(Stated exercise)
Copy out each line of the data holding "factors".

──────── Given records

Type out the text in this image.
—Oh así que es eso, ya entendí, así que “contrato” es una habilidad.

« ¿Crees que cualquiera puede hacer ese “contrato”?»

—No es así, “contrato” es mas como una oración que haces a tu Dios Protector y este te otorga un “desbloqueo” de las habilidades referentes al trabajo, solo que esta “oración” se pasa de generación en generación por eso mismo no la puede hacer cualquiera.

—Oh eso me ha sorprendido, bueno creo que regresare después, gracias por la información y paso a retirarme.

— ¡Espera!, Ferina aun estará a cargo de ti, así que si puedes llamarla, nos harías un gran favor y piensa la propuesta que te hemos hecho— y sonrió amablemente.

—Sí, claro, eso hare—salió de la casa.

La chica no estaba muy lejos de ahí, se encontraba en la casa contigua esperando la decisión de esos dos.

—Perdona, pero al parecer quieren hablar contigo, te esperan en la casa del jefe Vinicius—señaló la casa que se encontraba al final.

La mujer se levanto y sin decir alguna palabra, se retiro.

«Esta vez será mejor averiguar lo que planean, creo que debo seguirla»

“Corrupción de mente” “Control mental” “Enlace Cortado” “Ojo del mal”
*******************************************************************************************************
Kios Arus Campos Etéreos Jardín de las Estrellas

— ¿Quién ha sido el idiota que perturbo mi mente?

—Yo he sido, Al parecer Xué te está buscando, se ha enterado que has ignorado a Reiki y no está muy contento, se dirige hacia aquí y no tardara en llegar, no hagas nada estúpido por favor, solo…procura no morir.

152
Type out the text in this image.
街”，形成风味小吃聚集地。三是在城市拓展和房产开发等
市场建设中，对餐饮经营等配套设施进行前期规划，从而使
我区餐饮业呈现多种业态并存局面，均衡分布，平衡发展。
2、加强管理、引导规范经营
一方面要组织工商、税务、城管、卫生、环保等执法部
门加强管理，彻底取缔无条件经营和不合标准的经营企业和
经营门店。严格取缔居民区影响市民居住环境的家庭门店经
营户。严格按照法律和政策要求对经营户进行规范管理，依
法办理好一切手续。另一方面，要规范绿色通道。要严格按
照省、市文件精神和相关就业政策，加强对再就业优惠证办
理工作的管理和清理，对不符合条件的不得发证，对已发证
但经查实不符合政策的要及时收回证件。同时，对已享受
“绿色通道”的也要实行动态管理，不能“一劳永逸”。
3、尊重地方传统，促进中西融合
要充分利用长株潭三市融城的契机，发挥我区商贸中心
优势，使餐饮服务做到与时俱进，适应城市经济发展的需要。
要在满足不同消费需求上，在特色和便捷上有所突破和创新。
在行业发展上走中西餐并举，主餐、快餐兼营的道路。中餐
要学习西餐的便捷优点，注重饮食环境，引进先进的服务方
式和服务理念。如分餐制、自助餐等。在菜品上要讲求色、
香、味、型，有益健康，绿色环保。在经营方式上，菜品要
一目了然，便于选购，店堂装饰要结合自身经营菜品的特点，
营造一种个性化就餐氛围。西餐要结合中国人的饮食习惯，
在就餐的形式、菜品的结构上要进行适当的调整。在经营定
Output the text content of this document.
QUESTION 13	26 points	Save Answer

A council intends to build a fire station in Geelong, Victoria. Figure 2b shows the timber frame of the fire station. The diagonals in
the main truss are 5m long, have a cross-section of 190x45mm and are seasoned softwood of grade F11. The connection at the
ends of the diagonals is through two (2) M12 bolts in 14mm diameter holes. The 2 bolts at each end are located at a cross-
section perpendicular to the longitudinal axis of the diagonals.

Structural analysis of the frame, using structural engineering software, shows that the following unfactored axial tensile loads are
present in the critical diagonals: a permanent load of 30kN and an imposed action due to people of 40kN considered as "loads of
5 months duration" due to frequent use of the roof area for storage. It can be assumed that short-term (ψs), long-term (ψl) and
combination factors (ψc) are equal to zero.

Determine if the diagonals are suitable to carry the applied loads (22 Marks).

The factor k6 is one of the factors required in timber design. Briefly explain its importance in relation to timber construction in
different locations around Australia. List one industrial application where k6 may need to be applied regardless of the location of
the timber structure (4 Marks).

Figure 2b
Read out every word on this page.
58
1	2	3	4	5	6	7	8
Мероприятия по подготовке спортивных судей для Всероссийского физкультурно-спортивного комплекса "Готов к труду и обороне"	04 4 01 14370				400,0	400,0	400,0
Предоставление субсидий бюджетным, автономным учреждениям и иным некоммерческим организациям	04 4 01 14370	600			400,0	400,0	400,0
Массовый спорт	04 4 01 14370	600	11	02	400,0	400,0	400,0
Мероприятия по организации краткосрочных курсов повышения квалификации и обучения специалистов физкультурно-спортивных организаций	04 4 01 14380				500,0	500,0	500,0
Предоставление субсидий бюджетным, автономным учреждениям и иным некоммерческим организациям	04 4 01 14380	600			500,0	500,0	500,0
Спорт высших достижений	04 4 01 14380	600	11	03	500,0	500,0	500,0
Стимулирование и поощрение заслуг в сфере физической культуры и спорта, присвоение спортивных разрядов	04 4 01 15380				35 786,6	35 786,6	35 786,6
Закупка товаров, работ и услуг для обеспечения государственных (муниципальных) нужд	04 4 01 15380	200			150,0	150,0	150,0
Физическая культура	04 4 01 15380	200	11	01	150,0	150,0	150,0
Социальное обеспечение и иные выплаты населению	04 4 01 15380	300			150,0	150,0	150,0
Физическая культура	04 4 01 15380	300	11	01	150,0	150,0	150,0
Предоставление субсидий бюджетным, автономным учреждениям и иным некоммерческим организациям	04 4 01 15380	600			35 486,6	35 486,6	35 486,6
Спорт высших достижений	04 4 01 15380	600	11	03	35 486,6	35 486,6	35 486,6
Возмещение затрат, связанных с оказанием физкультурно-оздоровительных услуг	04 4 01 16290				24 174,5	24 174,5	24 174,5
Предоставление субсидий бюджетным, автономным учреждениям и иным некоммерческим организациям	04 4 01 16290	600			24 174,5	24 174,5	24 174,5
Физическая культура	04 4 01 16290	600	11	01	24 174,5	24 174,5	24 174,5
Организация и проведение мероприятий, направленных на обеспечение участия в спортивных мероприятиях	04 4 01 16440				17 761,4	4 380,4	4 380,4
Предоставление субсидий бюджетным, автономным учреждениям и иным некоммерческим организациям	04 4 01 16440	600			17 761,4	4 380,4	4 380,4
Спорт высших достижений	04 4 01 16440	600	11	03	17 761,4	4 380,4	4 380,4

────────────────

(Completed exercise)
combination factors (ψc) are equal to zero.
The factor k6 is one of the factors required in timber design. Briefly explain its importance in relation to timber construction in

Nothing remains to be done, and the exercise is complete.